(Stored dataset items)
================
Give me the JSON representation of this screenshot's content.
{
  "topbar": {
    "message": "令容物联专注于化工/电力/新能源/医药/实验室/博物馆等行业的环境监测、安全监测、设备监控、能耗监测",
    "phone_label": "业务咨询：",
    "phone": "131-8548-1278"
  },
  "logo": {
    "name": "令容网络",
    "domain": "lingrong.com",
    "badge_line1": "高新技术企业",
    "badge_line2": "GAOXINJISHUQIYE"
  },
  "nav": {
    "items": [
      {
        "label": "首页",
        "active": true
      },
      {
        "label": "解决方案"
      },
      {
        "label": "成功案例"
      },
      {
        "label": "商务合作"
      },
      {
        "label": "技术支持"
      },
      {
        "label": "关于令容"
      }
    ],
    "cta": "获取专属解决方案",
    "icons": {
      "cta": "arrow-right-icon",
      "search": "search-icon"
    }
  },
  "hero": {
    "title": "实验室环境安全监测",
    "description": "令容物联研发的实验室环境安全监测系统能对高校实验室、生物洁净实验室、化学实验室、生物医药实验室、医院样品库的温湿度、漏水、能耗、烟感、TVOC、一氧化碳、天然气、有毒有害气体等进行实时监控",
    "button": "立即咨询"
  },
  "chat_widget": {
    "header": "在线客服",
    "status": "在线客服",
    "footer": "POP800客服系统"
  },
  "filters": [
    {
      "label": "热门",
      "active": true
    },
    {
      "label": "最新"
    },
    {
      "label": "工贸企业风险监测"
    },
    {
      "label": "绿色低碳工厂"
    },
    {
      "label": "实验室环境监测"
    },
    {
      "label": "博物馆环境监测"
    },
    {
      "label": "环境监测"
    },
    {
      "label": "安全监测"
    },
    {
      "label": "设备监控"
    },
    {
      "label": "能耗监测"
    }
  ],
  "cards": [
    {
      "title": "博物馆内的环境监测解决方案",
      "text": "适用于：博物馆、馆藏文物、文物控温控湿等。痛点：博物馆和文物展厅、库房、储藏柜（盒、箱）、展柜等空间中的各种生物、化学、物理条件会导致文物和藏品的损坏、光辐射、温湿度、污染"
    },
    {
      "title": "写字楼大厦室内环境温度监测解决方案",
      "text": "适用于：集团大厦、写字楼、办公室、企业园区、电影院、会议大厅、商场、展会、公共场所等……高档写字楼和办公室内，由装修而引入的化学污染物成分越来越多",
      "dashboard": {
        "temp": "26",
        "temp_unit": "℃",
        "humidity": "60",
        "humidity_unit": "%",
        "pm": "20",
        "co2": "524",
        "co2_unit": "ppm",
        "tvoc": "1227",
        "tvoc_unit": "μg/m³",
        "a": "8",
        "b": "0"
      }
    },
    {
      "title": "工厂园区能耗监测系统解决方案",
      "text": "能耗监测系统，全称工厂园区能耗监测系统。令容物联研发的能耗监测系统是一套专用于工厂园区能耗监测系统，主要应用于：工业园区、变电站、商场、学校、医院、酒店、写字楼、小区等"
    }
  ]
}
================
▸ What the task asks
Exactly reproduce the material above.

▸ Correct answer
Give me the JSON representation of this screenshot's content.
{
  "topbar": {
    "message": "令容物联专注于化工/电力/新能源/医药/实验室/博物馆等行业的环境监测、安全监测、设备监控、能耗监测",
    "phone_label": "业务咨询：",
    "phone": "131-8548-1278"
  },
  "logo": {
    "name": "令容网络",
    "domain": "lingrong.com",
    "badge_line1": "高新技术企业",
    "badge_line2": "GAOXINJISHUQIYE"
  },
  "nav": {
    "items": [
      {
        "label": "首页",
        "active": true
      },
      {
        "label": "解决方案"
      },
      {
        "label": "成功案例"
      },
      {
        "label": "商务合作"
      },
      {
        "label": "技术支持"
      },
      {
        "label": "关于令容"
      }
    ],
    "cta": "获取专属解决方案",
    "icons": {
      "cta": "arrow-right-icon",
      "search": "search-icon"
    }
  },
  "hero": {
    "title": "实验室环境安全监测",
    "description": "令容物联研发的实验室环境安全监测系统能对高校实验室、生物洁净实验室、化学实验室、生物医药实验室、医院样品库的温湿度、漏水、能耗、烟感、TVOC、一氧化碳、天然气、有毒有害气体等进行实时监控",
    "button": "立即咨询"
  },
  "chat_widget": {
    "header": "在线客服",
    "status": "在线客服",
    "footer": "POP800客服系统"
  },
  "filters": [
    {
      "label": "热门",
      "active": true
    },
    {
      "label": "最新"
    },
    {
      "label": "工贸企业风险监测"
    },
    {
      "label": "绿色低碳工厂"
    },
    {
      "label": "实验室环境监测"
    },
    {
      "label": "博物馆环境监测"
    },
    {
      "label": "环境监测"
    },
    {
      "label": "安全监测"
    },
    {
      "label": "设备监控"
    },
    {
      "label": "能耗监测"
    }
  ],
  "cards": [
    {
      "title": "博物馆内的环境监测解决方案",
      "text": "适用于：博物馆、馆藏文物、文物控温控湿等。痛点：博物馆和文物展厅、库房、储藏柜（盒、箱）、展柜等空间中的各种生物、化学、物理条件会导致文物和藏品的损坏、光辐射、温湿度、污染"
    },
    {
      "title": "写字楼大厦室内环境温度监测解决方案",
      "text": "适用于：集团大厦、写字楼、办公室、企业园区、电影院、会议大厅、商场、展会、公共场所等……高档写字楼和办公室内，由装修而引入的化学污染物成分越来越多",
      "dashboard": {
        "temp": "26",
        "temp_unit": "℃",
        "humidity": "60",
        "humidity_unit": "%",
        "pm": "20",
        "co2": "524",
        "co2_unit": "ppm",
        "tvoc": "1227",
        "tvoc_unit": "μg/m³",
        "a": "8",
        "b": "0"
      }
    },
    {
      "title": "工厂园区能耗监测系统解决方案",
      "text": "能耗监测系统，全称工厂园区能耗监测系统。令容物联研发的能耗监测系统是一套专用于工厂园区能耗监测系统，主要应用于：工业园区、变电站、商场、学校、医院、酒店、写字楼、小区等"
    }
  ]
}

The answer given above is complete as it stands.